Task directions
What is the number of lines containing the word "into"? Give that number alone.

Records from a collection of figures
◆ ◆ ◆ ◆

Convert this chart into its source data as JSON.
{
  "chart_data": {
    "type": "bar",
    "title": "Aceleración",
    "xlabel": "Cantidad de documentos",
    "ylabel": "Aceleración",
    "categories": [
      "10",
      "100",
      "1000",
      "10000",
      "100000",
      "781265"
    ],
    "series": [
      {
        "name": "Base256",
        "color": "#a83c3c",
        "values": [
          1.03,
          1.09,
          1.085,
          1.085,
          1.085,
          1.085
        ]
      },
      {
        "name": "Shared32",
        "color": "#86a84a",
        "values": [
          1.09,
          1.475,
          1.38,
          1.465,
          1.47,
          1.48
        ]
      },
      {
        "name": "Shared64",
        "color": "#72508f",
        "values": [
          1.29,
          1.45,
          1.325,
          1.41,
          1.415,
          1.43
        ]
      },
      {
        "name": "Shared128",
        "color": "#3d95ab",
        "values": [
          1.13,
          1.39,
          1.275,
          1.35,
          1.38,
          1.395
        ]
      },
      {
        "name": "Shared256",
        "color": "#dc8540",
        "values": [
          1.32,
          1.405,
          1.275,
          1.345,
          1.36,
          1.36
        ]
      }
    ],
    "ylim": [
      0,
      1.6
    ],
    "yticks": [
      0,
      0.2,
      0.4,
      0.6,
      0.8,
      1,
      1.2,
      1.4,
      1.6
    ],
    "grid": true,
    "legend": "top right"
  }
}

◆ ◆ ◆ ◆

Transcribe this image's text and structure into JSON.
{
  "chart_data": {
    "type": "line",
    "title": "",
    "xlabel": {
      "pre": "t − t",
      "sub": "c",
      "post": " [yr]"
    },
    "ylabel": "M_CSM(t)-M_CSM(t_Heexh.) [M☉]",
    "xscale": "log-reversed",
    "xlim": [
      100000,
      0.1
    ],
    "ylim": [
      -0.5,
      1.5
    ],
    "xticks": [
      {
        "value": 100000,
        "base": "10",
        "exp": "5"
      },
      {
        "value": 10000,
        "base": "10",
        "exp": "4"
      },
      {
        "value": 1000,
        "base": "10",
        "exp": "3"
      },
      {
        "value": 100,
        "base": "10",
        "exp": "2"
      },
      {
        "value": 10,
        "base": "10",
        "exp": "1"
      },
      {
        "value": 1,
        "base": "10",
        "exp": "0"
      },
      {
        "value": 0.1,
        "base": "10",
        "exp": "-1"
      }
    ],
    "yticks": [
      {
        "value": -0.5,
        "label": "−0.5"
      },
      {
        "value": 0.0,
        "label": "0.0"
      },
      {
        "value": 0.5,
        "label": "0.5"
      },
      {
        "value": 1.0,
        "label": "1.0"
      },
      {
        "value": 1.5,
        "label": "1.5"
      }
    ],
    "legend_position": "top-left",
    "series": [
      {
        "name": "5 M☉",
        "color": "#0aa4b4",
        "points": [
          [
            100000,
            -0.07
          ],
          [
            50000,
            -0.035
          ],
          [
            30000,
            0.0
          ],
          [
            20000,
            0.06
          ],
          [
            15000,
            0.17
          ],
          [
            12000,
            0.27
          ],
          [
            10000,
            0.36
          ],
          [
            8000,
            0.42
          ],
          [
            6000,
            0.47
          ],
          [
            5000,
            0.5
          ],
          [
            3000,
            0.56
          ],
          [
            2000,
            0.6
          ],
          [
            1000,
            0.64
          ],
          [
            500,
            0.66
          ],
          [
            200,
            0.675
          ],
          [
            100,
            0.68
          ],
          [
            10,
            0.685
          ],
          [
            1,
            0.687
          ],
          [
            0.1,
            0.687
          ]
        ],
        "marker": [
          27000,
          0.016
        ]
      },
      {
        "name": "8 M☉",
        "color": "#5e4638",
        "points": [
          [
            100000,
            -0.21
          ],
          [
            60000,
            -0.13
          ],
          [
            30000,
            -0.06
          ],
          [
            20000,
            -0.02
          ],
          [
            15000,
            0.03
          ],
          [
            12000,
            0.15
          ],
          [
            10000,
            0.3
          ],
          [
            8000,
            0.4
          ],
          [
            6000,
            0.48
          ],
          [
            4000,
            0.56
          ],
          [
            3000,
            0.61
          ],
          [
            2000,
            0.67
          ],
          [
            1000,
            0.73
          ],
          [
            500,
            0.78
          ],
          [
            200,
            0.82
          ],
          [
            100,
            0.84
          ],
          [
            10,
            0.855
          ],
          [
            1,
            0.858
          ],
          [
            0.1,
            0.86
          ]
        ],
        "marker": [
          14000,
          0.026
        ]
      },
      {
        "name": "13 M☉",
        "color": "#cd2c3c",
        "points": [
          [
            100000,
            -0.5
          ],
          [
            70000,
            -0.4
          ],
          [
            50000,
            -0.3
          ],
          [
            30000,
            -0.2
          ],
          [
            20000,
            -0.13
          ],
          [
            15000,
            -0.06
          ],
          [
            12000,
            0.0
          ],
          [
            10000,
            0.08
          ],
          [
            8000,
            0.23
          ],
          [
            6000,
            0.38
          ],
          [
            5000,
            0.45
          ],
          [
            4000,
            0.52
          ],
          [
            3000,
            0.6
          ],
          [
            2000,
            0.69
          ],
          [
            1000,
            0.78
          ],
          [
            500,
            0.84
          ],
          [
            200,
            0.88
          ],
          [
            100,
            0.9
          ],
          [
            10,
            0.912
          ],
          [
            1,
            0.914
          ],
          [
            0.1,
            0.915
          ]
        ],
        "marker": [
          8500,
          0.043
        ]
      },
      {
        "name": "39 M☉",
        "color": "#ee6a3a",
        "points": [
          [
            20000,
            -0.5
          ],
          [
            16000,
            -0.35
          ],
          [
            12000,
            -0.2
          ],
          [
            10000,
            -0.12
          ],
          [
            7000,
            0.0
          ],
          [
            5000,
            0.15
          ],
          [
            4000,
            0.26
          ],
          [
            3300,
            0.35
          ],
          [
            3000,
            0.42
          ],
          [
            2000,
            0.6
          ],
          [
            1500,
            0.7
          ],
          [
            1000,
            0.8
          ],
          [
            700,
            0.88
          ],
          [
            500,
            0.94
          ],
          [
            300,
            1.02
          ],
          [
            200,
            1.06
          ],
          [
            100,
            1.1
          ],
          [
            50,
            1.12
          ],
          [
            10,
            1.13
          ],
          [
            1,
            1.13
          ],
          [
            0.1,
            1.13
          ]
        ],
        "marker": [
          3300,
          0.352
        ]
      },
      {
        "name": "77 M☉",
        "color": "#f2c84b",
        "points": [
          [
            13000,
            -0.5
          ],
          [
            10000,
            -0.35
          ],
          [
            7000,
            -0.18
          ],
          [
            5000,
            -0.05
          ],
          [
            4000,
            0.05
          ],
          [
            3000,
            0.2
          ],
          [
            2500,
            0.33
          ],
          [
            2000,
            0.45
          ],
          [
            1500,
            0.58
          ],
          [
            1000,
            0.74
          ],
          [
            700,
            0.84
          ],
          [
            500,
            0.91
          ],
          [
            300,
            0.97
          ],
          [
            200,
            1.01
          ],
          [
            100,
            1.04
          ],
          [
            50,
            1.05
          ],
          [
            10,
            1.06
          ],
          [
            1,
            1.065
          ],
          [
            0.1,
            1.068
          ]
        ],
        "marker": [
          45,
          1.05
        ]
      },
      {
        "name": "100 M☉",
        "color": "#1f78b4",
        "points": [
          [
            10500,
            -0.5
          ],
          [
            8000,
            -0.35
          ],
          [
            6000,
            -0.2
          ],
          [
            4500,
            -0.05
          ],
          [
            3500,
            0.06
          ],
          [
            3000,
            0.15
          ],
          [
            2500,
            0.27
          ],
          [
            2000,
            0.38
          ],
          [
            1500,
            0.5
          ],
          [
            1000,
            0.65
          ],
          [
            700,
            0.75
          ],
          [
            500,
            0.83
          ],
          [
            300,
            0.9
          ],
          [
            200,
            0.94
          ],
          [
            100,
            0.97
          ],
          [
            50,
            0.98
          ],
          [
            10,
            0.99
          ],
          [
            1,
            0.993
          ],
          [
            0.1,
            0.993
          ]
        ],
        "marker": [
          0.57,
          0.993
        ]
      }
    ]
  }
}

◆ ◆ ◆ ◆

Output of the task
2